Each line below should be quoted exactly, please.

§ Figure record listings
==*==
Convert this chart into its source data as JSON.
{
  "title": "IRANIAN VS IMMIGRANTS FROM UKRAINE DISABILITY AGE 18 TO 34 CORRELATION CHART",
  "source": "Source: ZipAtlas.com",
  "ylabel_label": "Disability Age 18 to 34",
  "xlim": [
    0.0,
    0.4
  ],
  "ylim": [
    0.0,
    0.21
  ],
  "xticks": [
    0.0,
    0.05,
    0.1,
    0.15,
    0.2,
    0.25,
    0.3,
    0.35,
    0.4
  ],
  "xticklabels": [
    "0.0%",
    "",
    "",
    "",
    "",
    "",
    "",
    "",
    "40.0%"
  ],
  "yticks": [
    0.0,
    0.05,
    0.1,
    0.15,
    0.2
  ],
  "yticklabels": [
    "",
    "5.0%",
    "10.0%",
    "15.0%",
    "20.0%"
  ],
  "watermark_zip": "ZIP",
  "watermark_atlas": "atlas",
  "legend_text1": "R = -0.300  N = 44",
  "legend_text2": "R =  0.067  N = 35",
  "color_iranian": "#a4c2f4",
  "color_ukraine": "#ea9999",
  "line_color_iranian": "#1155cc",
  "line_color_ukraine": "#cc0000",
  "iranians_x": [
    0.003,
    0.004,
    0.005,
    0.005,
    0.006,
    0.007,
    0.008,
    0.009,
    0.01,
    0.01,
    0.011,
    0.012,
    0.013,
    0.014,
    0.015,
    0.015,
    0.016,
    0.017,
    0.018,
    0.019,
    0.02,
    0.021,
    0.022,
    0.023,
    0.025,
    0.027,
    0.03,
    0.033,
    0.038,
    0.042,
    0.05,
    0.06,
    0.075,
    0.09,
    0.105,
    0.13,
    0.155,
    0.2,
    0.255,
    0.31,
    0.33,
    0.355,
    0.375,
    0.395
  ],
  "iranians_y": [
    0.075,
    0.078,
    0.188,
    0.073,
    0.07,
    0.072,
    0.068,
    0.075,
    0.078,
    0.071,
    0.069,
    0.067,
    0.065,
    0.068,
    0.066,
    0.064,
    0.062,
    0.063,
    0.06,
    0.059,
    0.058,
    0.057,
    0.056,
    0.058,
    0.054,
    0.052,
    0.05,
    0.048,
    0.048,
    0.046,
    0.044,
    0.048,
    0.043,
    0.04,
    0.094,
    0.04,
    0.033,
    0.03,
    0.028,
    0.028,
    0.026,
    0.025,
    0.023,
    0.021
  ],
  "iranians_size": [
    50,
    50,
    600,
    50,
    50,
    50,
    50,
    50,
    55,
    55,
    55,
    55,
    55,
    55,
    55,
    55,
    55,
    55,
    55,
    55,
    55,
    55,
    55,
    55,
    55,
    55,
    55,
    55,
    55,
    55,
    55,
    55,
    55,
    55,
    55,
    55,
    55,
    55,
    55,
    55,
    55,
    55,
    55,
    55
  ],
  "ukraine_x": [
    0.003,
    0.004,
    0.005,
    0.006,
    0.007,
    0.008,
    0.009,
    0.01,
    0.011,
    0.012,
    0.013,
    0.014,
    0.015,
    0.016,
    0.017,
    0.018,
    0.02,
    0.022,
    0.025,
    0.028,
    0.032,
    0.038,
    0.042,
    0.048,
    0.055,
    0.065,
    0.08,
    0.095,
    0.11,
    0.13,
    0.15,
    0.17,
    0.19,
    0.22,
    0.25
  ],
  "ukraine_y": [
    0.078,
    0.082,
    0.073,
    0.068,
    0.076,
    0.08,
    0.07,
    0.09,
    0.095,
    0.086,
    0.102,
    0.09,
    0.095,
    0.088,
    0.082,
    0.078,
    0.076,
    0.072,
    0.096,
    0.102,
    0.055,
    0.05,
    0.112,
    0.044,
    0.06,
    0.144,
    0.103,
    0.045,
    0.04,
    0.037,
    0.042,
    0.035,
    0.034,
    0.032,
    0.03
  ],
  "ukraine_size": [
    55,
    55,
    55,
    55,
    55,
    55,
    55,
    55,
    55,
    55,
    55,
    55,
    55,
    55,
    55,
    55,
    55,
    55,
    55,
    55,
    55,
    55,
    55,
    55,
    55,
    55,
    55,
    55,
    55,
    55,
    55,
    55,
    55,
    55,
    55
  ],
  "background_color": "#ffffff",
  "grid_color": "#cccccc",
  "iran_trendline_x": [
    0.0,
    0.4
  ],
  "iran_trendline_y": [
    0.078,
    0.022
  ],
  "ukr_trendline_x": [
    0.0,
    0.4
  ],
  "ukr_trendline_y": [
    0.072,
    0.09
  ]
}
==*==
§ WORKED ANSWER
Convert this chart into its source data as JSON.
{
  "title": "IRANIAN VS IMMIGRANTS FROM UKRAINE DISABILITY AGE 18 TO 34 CORRELATION CHART",
  "source": "Source: ZipAtlas.com",
  "ylabel_label": "Disability Age 18 to 34",
  "xlim": [
    0.0,
    0.4
  ],
  "ylim": [
    0.0,
    0.21
  ],
  "xticks": [
    0.0,
    0.05,
    0.1,
    0.15,
    0.2,
    0.25,
    0.3,
    0.35,
    0.4
  ],
  "xticklabels": [
    "0.0%",
    "",
    "",
    "",
    "",
    "",
    "",
    "",
    "40.0%"
  ],
  "yticks": [
    0.0,
    0.05,
    0.1,
    0.15,
    0.2
  ],
  "yticklabels": [
    "",
    "5.0%",
    "10.0%",
    "15.0%",
    "20.0%"
  ],
  "watermark_zip": "ZIP",
  "watermark_atlas": "atlas",
  "legend_text1": "R = -0.300  N = 44",
  "legend_text2": "R =  0.067  N = 35",
  "color_iranian": "#a4c2f4",
  "color_ukraine": "#ea9999",
  "line_color_iranian": "#1155cc",
  "line_color_ukraine": "#cc0000",
  "iranians_x": [
    0.003,
    0.004,
    0.005,
    0.005,
    0.006,
    0.007,
    0.008,
    0.009,
    0.01,
    0.01,
    0.011,
    0.012,
    0.013,
    0.014,
    0.015,
    0.015,
    0.016,
    0.017,
    0.018,
    0.019,
    0.02,
    0.021,
    0.022,
    0.023,
    0.025,
    0.027,
    0.03,
    0.033,
    0.038,
    0.042,
    0.05,
    0.06,
    0.075,
    0.09,
    0.105,
    0.13,
    0.155,
    0.2,
    0.255,
    0.31,
    0.33,
    0.355,
    0.375,
    0.395
  ],
  "iranians_y": [
    0.075,
    0.078,
    0.188,
    0.073,
    0.07,
    0.072,
    0.068,
    0.075,
    0.078,
    0.071,
    0.069,
    0.067,
    0.065,
    0.068,
    0.066,
    0.064,
    0.062,
    0.063,
    0.06,
    0.059,
    0.058,
    0.057,
    0.056,
    0.058,
    0.054,
    0.052,
    0.05,
    0.048,
    0.048,
    0.046,
    0.044,
    0.048,
    0.043,
    0.04,
    0.094,
    0.04,
    0.033,
    0.03,
    0.028,
    0.028,
    0.026,
    0.025,
    0.023,
    0.021
  ],
  "iranians_size": [
    50,
    50,
    600,
    50,
    50,
    50,
    50,
    50,
    55,
    55,
    55,
    55,
    55,
    55,
    55,
    55,
    55,
    55,
    55,
    55,
    55,
    55,
    55,
    55,
    55,
    55,
    55,
    55,
    55,
    55,
    55,
    55,
    55,
    55,
    55,
    55,
    55,
    55,
    55,
    55,
    55,
    55,
    55,
    55
  ],
  "ukraine_x": [
    0.003,
    0.004,
    0.005,
    0.006,
    0.007,
    0.008,
    0.009,
    0.01,
    0.011,
    0.012,
    0.013,
    0.014,
    0.015,
    0.016,
    0.017,
    0.018,
    0.02,
    0.022,
    0.025,
    0.028,
    0.032,
    0.038,
    0.042,
    0.048,
    0.055,
    0.065,
    0.08,
    0.095,
    0.11,
    0.13,
    0.15,
    0.17,
    0.19,
    0.22,
    0.25
  ],
  "ukraine_y": [
    0.078,
    0.082,
    0.073,
    0.068,
    0.076,
    0.08,
    0.07,
    0.09,
    0.095,
    0.086,
    0.102,
    0.09,
    0.095,
    0.088,
    0.082,
    0.078,
    0.076,
    0.072,
    0.096,
    0.102,
    0.055,
    0.05,
    0.112,
    0.044,
    0.06,
    0.144,
    0.103,
    0.045,
    0.04,
    0.037,
    0.042,
    0.035,
    0.034,
    0.032,
    0.03
  ],
  "ukraine_size": [
    55,
    55,
    55,
    55,
    55,
    55,
    55,
    55,
    55,
    55,
    55,
    55,
    55,
    55,
    55,
    55,
    55,
    55,
    55,
    55,
    55,
    55,
    55,
    55,
    55,
    55,
    55,
    55,
    55,
    55,
    55,
    55,
    55,
    55,
    55
  ],
  "background_color": "#ffffff",
  "grid_color": "#cccccc",
  "iran_trendline_x": [
    0.0,
    0.4
  ],
  "iran_trendline_y": [
    0.078,
    0.022
  ],
  "ukr_trendline_x": [
    0.0,
    0.4
  ],
  "ukr_trendline_y": [
    0.072,
    0.09
  ]
}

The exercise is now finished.